Data records:
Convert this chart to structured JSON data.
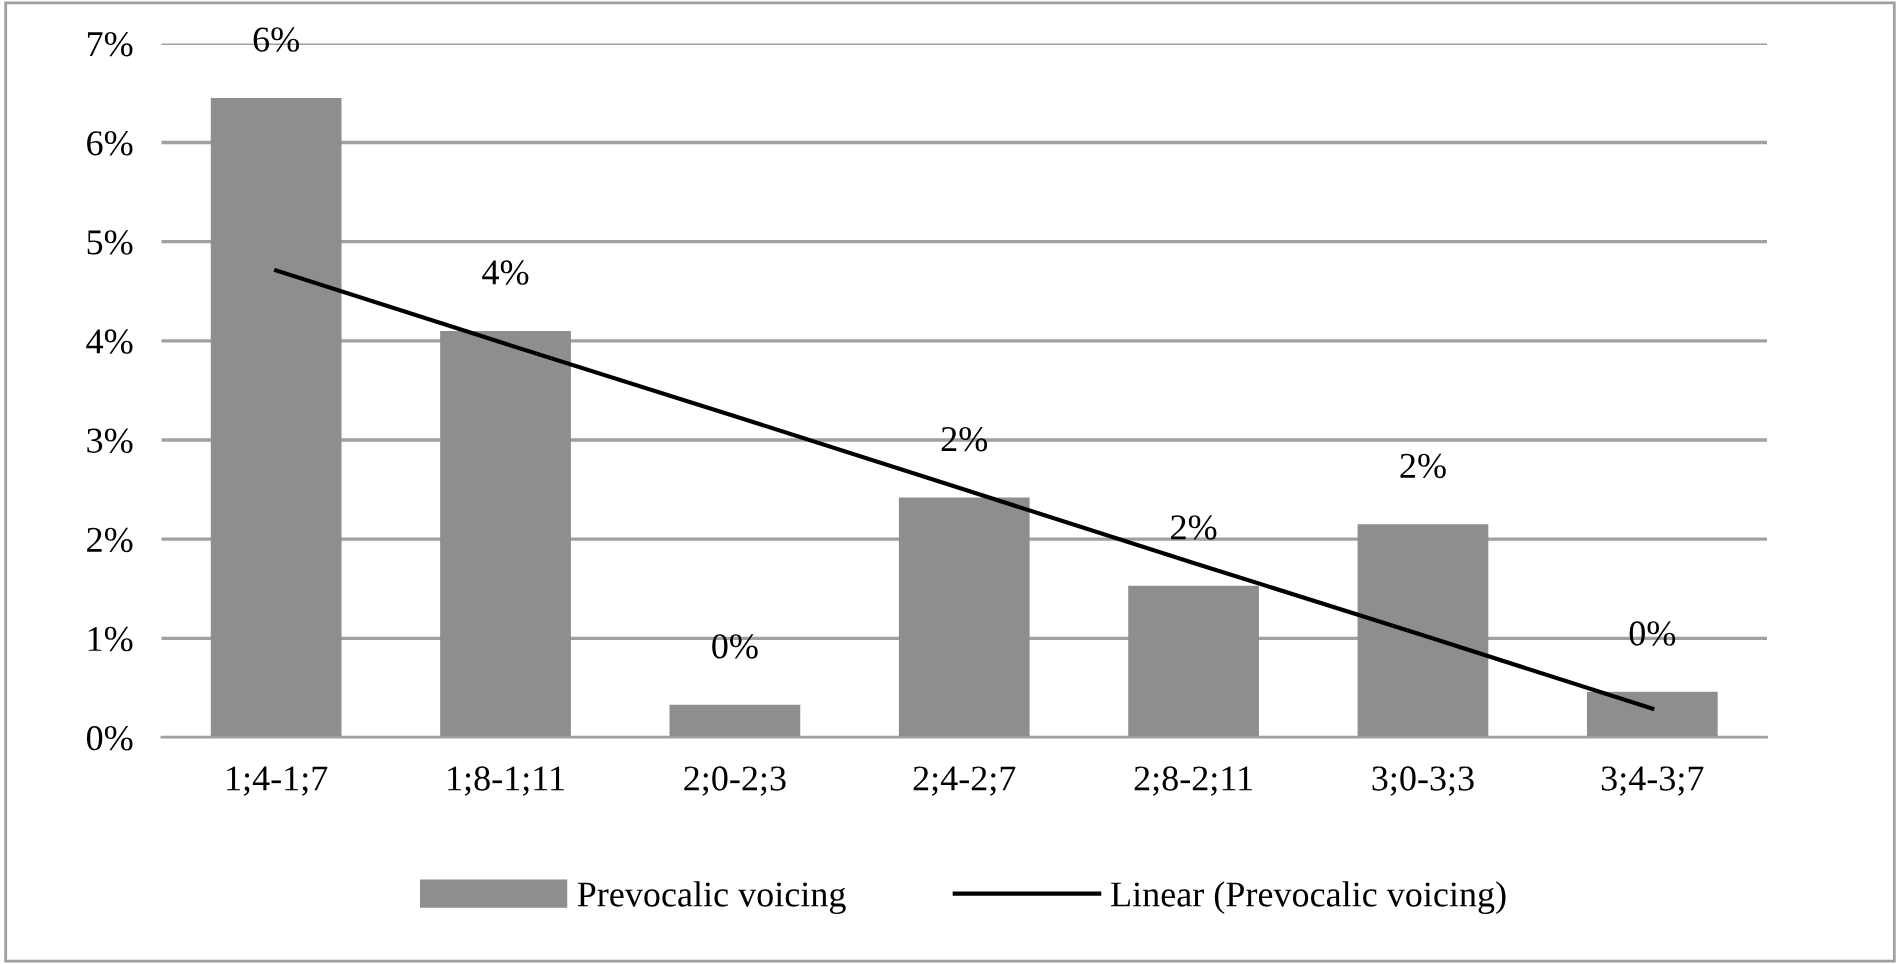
{
  "chart_data": {
    "type": "bar",
    "categories": [
      "1;4-1;7",
      "1;8-1;11",
      "2;0-2;3",
      "2;4-2;7",
      "2;8-2;11",
      "3;0-3;3",
      "3;4-3;7"
    ],
    "series": [
      {
        "name": "Prevocalic voicing",
        "color": "#8e8e8e",
        "values": [
          6.45,
          4.1,
          0.33,
          2.42,
          1.53,
          2.15,
          0.46
        ],
        "value_labels": [
          "6%",
          "4%",
          "0%",
          "2%",
          "2%",
          "2%",
          "0%"
        ]
      },
      {
        "name": "Linear (Prevocalic voicing)",
        "type": "line",
        "color": "#000000",
        "values": [
          4.71,
          3.97,
          3.24,
          2.5,
          1.76,
          1.03,
          0.29
        ]
      }
    ],
    "ylim": [
      0,
      7
    ],
    "yticks": [
      {
        "value": 0,
        "label": "0%"
      },
      {
        "value": 1,
        "label": "1%"
      },
      {
        "value": 2,
        "label": "2%"
      },
      {
        "value": 3,
        "label": "3%"
      },
      {
        "value": 4,
        "label": "4%"
      },
      {
        "value": 5,
        "label": "5%"
      },
      {
        "value": 6,
        "label": "6%"
      },
      {
        "value": 7,
        "label": "7%"
      }
    ],
    "grid": "y",
    "legend": "bottom",
    "marker": "none",
    "line_style": "solid"
  }
}
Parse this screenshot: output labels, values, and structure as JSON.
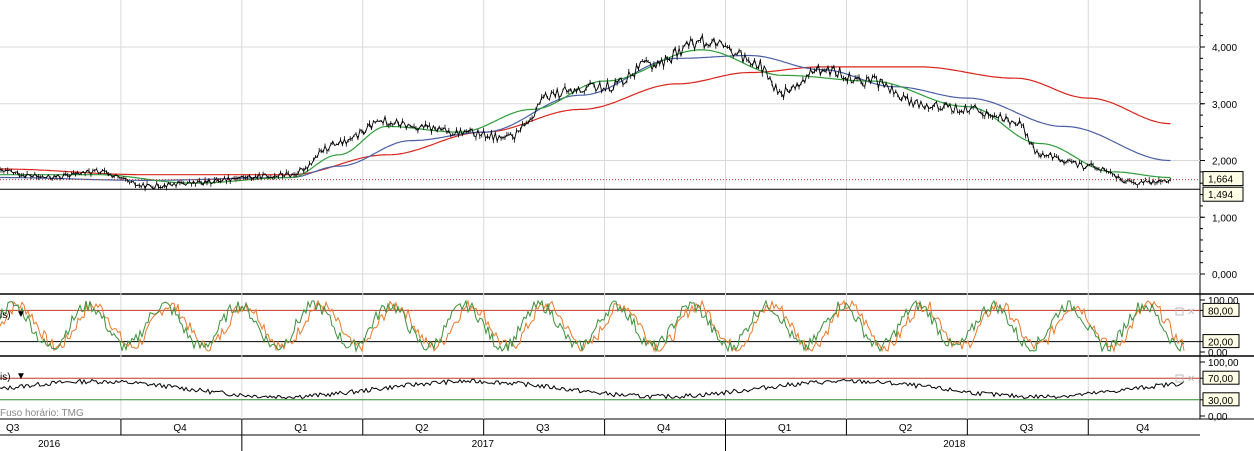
{
  "chart_data": [
    {
      "type": "candlestick",
      "ylim": [
        0,
        5
      ],
      "y_ticks": [
        "4,000",
        "3,000",
        "2,000",
        "1,000",
        "0,000"
      ],
      "markers": {
        "last_price": "1,664",
        "reference_line": "1,494"
      },
      "last_value": 1.664,
      "reference_value": 1.494,
      "series": [
        {
          "name": "price",
          "color": "#000000",
          "x": [
            2016.5,
            2016.6,
            2016.7,
            2016.8,
            2016.9,
            2017.0,
            2017.1,
            2017.2,
            2017.3,
            2017.35,
            2017.45,
            2017.55,
            2017.65,
            2017.75,
            2017.85,
            2017.95,
            2018.05,
            2018.12,
            2018.2,
            2018.3,
            2018.4,
            2018.5,
            2018.6,
            2018.65,
            2018.75,
            2018.85,
            2018.92
          ],
          "values": [
            1.8,
            1.7,
            1.8,
            1.55,
            1.6,
            1.7,
            1.75,
            2.3,
            2.7,
            2.6,
            2.5,
            2.4,
            3.2,
            3.3,
            3.7,
            4.1,
            3.8,
            3.2,
            3.6,
            3.4,
            3.0,
            2.9,
            2.7,
            2.1,
            1.9,
            1.6,
            1.66
          ]
        },
        {
          "name": "ma-green",
          "color": "#2e9d3a",
          "x": [
            2016.5,
            2016.7,
            2016.9,
            2017.1,
            2017.2,
            2017.3,
            2017.45,
            2017.6,
            2017.75,
            2017.95,
            2018.12,
            2018.3,
            2018.5,
            2018.65,
            2018.8,
            2018.92
          ],
          "values": [
            1.75,
            1.75,
            1.6,
            1.7,
            2.1,
            2.6,
            2.5,
            2.9,
            3.4,
            3.95,
            3.5,
            3.4,
            2.95,
            2.3,
            1.8,
            1.7
          ]
        },
        {
          "name": "ma-blue",
          "color": "#4b5fa6",
          "x": [
            2016.5,
            2016.8,
            2017.1,
            2017.2,
            2017.35,
            2017.5,
            2017.7,
            2017.9,
            2018.05,
            2018.2,
            2018.35,
            2018.5,
            2018.7,
            2018.92
          ],
          "values": [
            1.7,
            1.65,
            1.7,
            1.9,
            2.35,
            2.5,
            3.15,
            3.8,
            3.85,
            3.6,
            3.3,
            3.1,
            2.6,
            2.0
          ]
        },
        {
          "name": "ma-red",
          "color": "#d9261c",
          "x": [
            2016.5,
            2016.8,
            2017.1,
            2017.3,
            2017.5,
            2017.7,
            2017.9,
            2018.05,
            2018.2,
            2018.4,
            2018.6,
            2018.75,
            2018.92
          ],
          "values": [
            1.85,
            1.75,
            1.75,
            2.1,
            2.5,
            2.9,
            3.35,
            3.55,
            3.65,
            3.65,
            3.45,
            3.1,
            2.65
          ]
        }
      ]
    },
    {
      "type": "line",
      "legend_fragment": "is)",
      "ylim": [
        0,
        100
      ],
      "y_ticks": [
        "100,00",
        "80,00",
        "20,00",
        "0,00"
      ],
      "levels": {
        "upper": 80,
        "lower": 20
      },
      "series": [
        {
          "name": "stoch-k",
          "color": "#e8792b"
        },
        {
          "name": "stoch-d",
          "color": "#3d8f3d"
        }
      ]
    },
    {
      "type": "line",
      "legend_fragment": "is)",
      "ylim": [
        0,
        100
      ],
      "y_ticks": [
        "100,00",
        "70,00",
        "30,00",
        "0,00"
      ],
      "levels": {
        "upper": 70,
        "lower": 30
      },
      "series": [
        {
          "name": "rsi",
          "color": "#000000"
        }
      ]
    }
  ],
  "timezone_label": "Fuso horário: TMG",
  "quarters": [
    "Q3",
    "Q4",
    "Q1",
    "Q2",
    "Q3",
    "Q4",
    "Q1",
    "Q2",
    "Q3",
    "Q4"
  ],
  "years": [
    "2016",
    "2017",
    "2018"
  ],
  "colors": {
    "upper_level": "#c0392b",
    "lower_level": "#2e8b2e",
    "grid": "#d9d9d9",
    "label_bg": "#ffffe8"
  }
}
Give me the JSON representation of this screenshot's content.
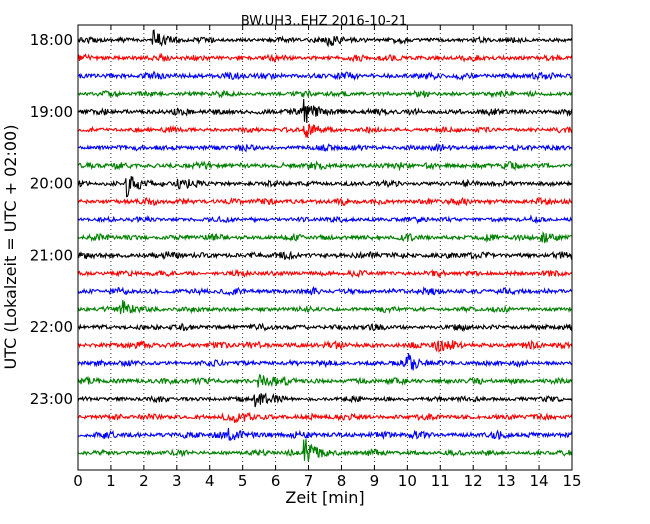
{
  "chart_data": {
    "type": "line",
    "title": "BW.UH3..EHZ 2016-10-21",
    "xlabel": "Zeit  [min]",
    "ylabel": "UTC (Lokalzeit = UTC + 02:00)",
    "xlim": [
      0,
      15
    ],
    "x_ticks": [
      "0",
      "1",
      "2",
      "3",
      "4",
      "5",
      "6",
      "7",
      "8",
      "9",
      "10",
      "11",
      "12",
      "13",
      "14",
      "15"
    ],
    "y_tick_labels": [
      "18:00",
      "19:00",
      "20:00",
      "21:00",
      "22:00",
      "23:00"
    ],
    "row_interval_minutes": 15,
    "row_count": 24,
    "row_start_times": [
      "18:00",
      "18:15",
      "18:30",
      "18:45",
      "19:00",
      "19:15",
      "19:30",
      "19:45",
      "20:00",
      "20:15",
      "20:30",
      "20:45",
      "21:00",
      "21:15",
      "21:30",
      "21:45",
      "22:00",
      "22:15",
      "22:30",
      "22:45",
      "23:00",
      "23:15",
      "23:30",
      "23:45"
    ],
    "row_colors": [
      "#000000",
      "#ff0000",
      "#0000ff",
      "#008000"
    ],
    "vertical_gridlines": "dotted at every minute",
    "series_note": "seismic velocity trace per 15-minute row"
  }
}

The exercise:
Copy each line of the entries that includes the word "this".

Expected answer:
Convert this chart to structured JSON data.
Parse this screenshot: output labels, values, and structure as JSON.
Give me the JSON representation of this screenshot's content.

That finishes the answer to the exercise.